**Job**
In the data below, locate each line with the word "Robt" and list it.

#### Available records ####

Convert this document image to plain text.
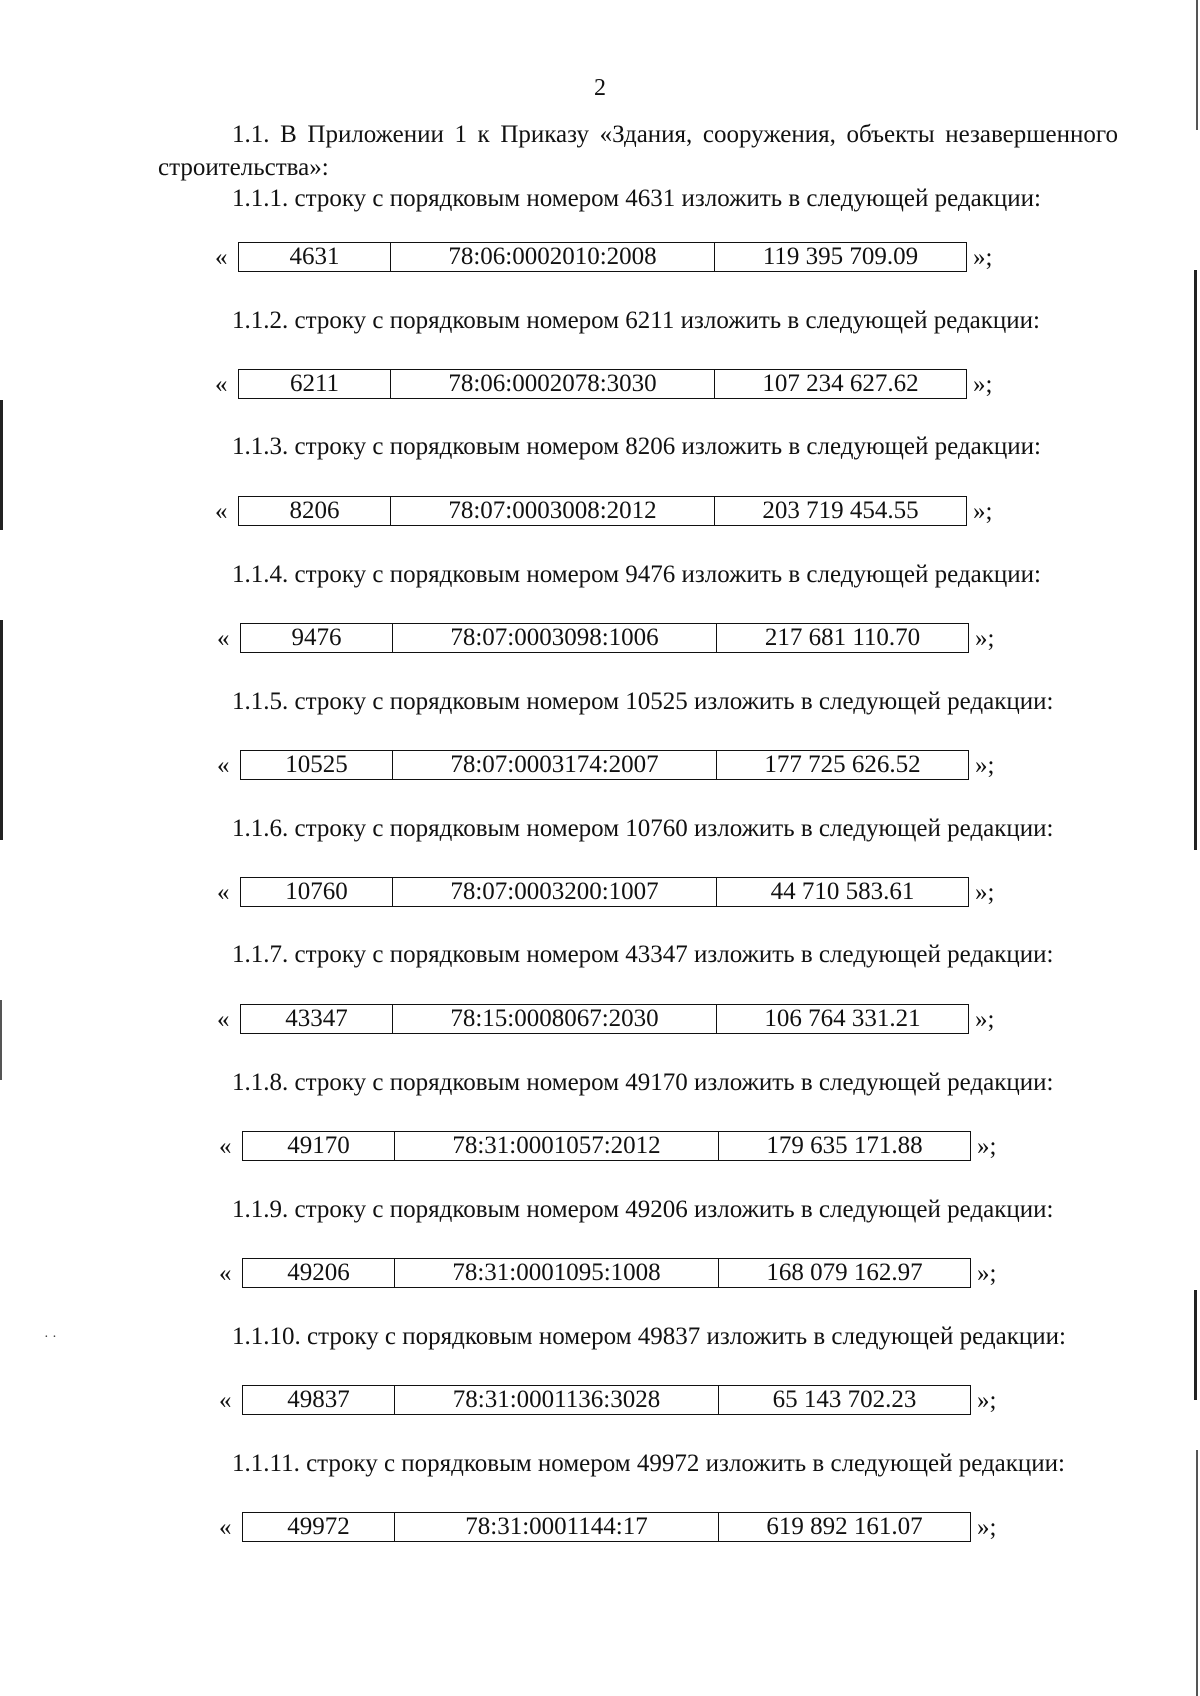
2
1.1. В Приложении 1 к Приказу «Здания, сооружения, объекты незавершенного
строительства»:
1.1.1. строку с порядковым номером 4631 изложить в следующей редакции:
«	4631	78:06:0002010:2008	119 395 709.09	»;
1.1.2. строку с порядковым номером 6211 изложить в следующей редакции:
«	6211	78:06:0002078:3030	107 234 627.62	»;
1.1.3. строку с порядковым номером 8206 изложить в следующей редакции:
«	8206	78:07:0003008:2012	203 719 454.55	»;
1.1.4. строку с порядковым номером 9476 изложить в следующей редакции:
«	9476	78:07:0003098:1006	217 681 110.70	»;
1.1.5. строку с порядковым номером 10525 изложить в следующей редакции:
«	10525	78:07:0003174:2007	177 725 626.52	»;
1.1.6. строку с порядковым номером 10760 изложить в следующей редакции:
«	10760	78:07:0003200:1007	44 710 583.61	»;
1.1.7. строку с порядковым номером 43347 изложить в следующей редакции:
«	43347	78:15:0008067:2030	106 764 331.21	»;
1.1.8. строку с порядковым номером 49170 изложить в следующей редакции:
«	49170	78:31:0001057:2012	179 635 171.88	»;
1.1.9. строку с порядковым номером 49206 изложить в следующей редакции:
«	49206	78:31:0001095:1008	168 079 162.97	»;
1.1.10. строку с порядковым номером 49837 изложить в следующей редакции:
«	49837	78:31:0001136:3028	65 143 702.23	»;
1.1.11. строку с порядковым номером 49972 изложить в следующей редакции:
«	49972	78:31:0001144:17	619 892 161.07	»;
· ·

####
#### Available records ####

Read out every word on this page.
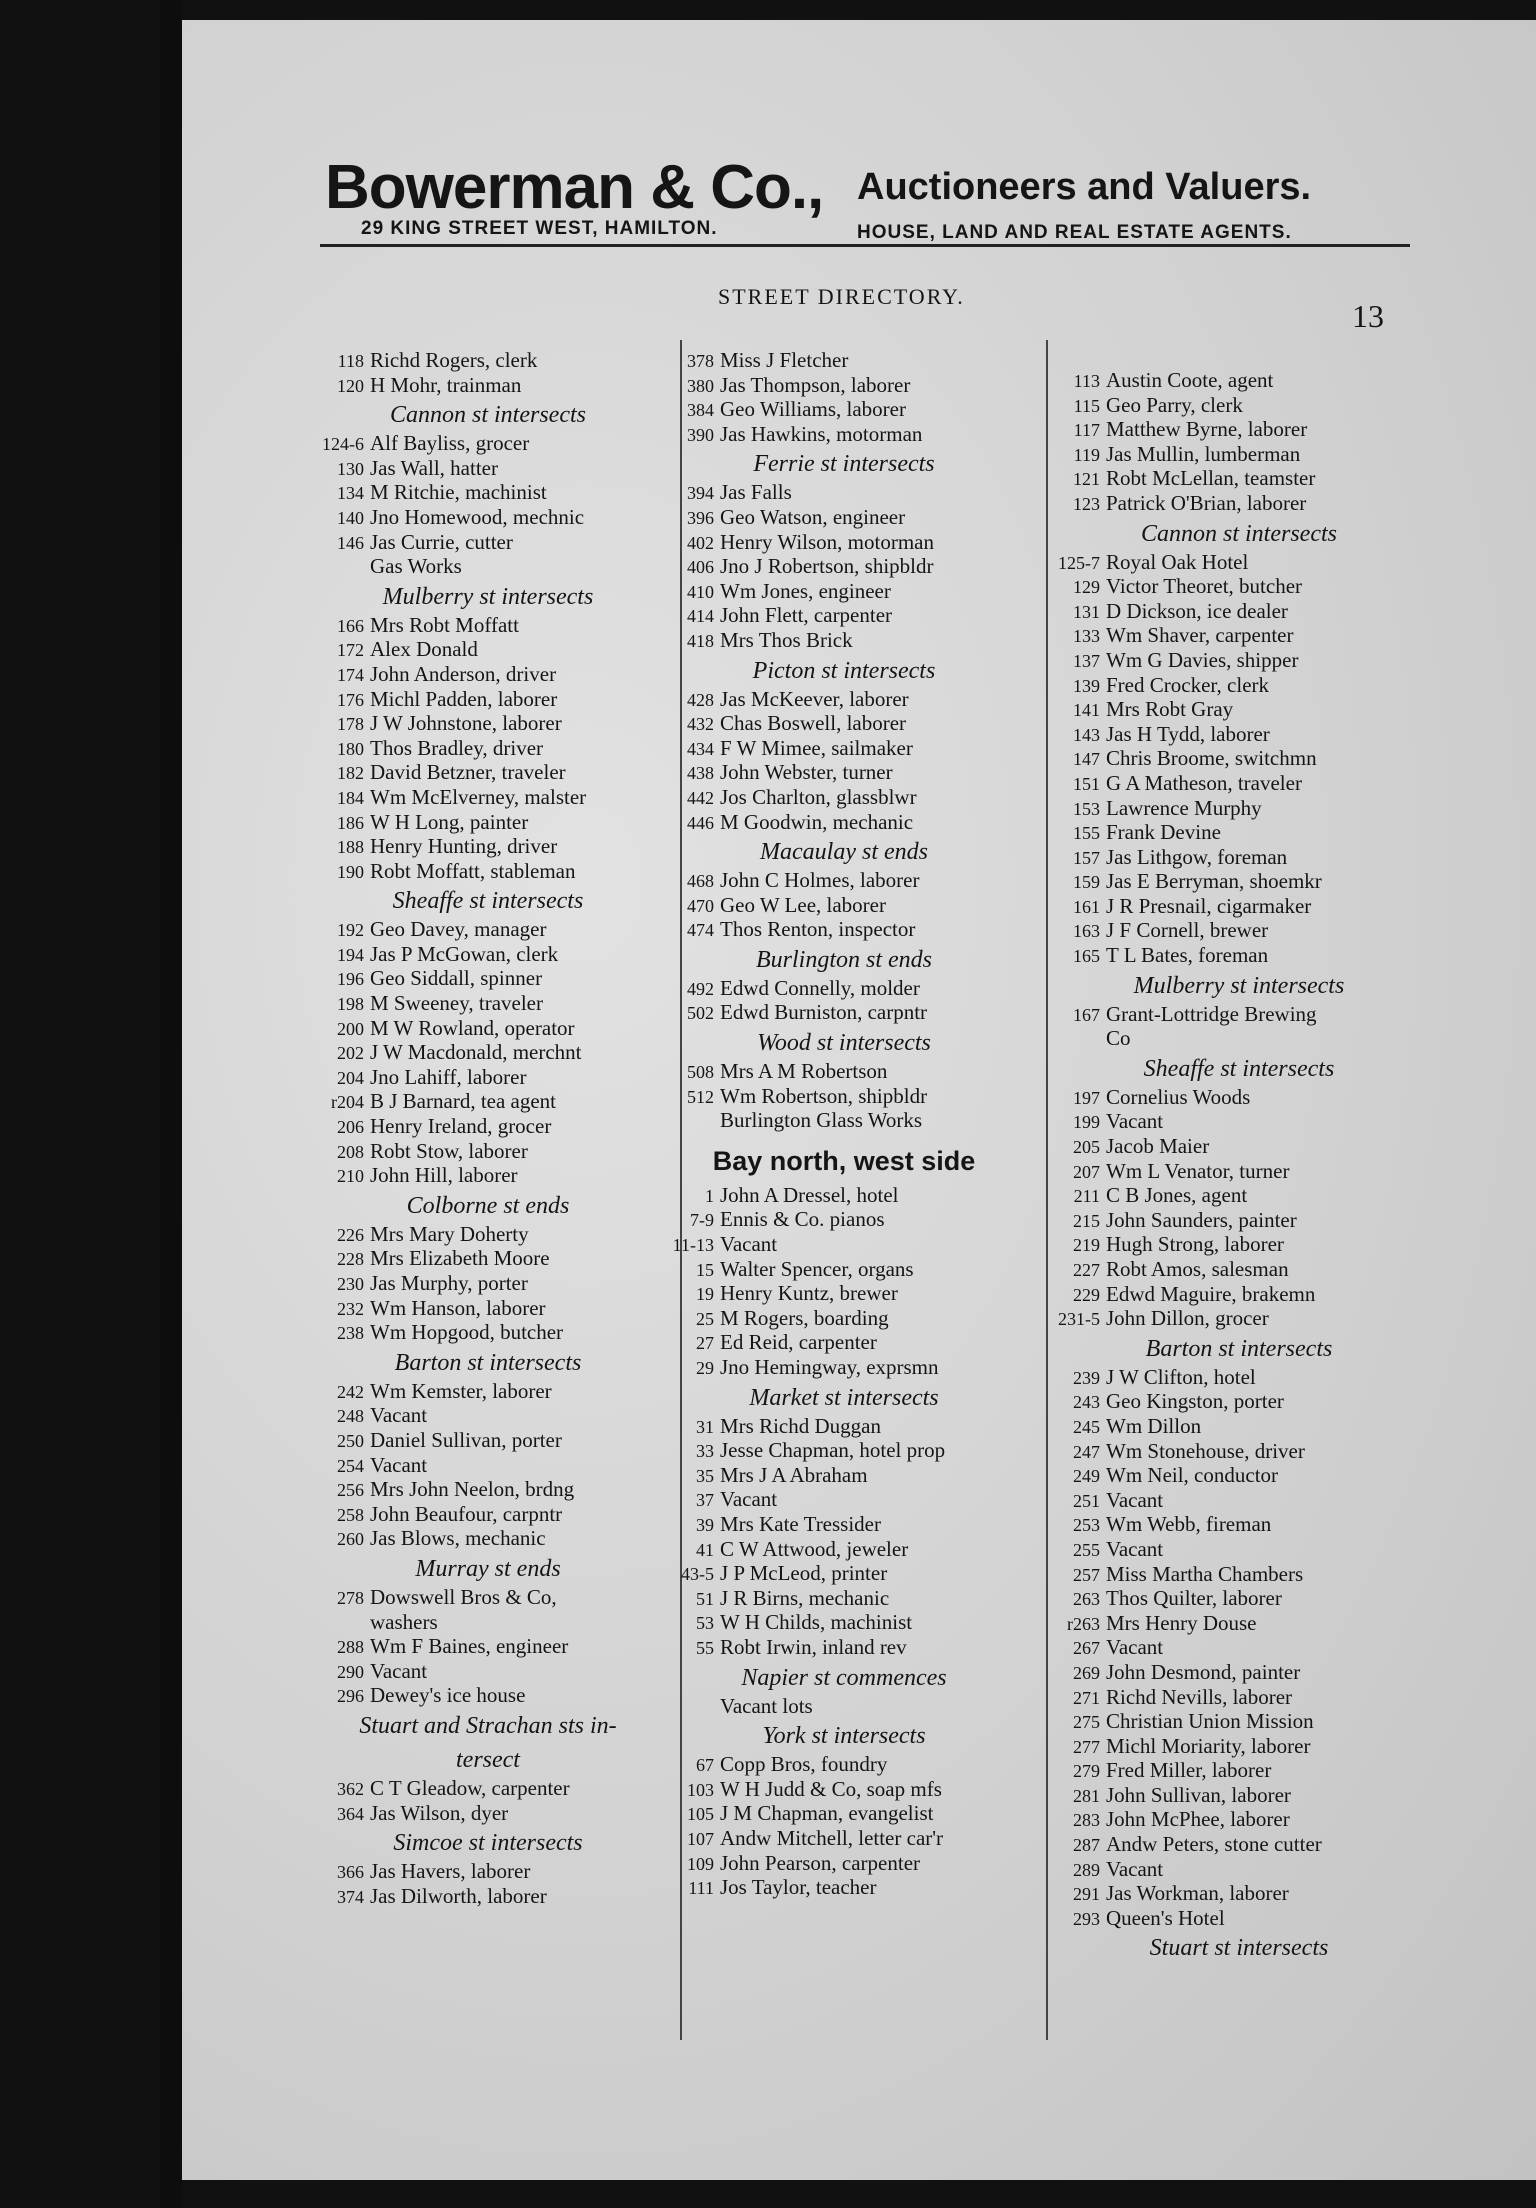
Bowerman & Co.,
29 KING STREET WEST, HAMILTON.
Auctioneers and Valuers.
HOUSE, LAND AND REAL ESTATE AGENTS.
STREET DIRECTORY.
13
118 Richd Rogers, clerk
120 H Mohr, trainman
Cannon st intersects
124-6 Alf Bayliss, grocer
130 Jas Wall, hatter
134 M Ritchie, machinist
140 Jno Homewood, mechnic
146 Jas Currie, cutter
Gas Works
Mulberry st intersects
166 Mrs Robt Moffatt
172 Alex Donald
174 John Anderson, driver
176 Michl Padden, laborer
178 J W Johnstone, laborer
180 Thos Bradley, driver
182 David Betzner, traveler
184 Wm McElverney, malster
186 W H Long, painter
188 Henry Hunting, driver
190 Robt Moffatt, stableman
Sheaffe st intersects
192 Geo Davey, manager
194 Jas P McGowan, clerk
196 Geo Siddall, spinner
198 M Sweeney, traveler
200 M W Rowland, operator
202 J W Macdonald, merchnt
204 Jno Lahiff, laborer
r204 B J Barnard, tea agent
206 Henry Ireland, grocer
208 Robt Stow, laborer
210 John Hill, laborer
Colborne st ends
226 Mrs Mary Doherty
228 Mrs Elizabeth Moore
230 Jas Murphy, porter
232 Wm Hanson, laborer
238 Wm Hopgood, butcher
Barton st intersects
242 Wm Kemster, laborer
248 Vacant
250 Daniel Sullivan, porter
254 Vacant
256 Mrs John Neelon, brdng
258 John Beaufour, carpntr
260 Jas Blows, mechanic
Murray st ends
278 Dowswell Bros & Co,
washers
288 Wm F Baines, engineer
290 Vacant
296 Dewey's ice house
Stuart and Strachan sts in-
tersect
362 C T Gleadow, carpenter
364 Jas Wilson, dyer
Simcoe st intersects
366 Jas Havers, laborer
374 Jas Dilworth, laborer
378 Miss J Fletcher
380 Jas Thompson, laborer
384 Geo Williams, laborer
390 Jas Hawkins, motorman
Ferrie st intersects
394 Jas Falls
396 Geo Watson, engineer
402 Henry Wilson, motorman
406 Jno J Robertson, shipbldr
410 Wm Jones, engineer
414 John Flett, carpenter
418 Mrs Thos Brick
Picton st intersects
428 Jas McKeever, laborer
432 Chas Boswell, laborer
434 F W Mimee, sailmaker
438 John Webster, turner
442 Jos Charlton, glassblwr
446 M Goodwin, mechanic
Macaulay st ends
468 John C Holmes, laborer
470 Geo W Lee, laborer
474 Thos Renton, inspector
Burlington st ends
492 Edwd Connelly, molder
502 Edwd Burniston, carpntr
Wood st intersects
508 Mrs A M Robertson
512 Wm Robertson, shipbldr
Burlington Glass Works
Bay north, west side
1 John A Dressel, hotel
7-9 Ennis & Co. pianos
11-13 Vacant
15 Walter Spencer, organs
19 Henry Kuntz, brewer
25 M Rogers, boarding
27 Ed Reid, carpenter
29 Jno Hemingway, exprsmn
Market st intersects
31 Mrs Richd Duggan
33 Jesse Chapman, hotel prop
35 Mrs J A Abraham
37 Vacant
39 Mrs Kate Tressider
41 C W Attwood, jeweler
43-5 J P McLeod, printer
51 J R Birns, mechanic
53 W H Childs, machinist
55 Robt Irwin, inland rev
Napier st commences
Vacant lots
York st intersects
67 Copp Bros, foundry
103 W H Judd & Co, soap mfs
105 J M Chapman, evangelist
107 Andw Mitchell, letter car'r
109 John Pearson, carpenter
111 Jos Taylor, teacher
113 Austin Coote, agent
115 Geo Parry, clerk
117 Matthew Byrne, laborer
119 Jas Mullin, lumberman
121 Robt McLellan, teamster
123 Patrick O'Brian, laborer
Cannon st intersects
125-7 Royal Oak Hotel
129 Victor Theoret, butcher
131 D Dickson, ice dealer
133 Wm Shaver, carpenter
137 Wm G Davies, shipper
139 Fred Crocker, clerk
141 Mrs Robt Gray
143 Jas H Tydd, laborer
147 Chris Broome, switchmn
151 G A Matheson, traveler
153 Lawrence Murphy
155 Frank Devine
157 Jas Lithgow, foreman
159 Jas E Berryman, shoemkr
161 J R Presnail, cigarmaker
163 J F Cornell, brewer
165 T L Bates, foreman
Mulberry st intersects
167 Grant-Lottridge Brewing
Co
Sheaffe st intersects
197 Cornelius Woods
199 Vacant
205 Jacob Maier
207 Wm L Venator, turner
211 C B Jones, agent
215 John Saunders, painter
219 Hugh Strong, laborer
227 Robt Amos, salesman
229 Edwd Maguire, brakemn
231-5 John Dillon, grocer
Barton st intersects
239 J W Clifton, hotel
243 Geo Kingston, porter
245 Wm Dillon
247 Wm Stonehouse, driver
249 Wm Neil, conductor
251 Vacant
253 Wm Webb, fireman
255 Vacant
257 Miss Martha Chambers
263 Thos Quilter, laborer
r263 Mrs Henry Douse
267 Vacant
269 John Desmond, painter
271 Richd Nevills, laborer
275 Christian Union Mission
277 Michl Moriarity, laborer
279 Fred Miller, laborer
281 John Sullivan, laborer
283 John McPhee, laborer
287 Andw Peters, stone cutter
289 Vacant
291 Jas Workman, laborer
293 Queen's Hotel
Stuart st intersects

####

**Completed task**
166 Mrs Robt Moffatt
190 Robt Moffatt, stableman
208 Robt Stow, laborer
55 Robt Irwin, inland rev
121 Robt McLellan, teamster
141 Mrs Robt Gray
227 Robt Amos, salesman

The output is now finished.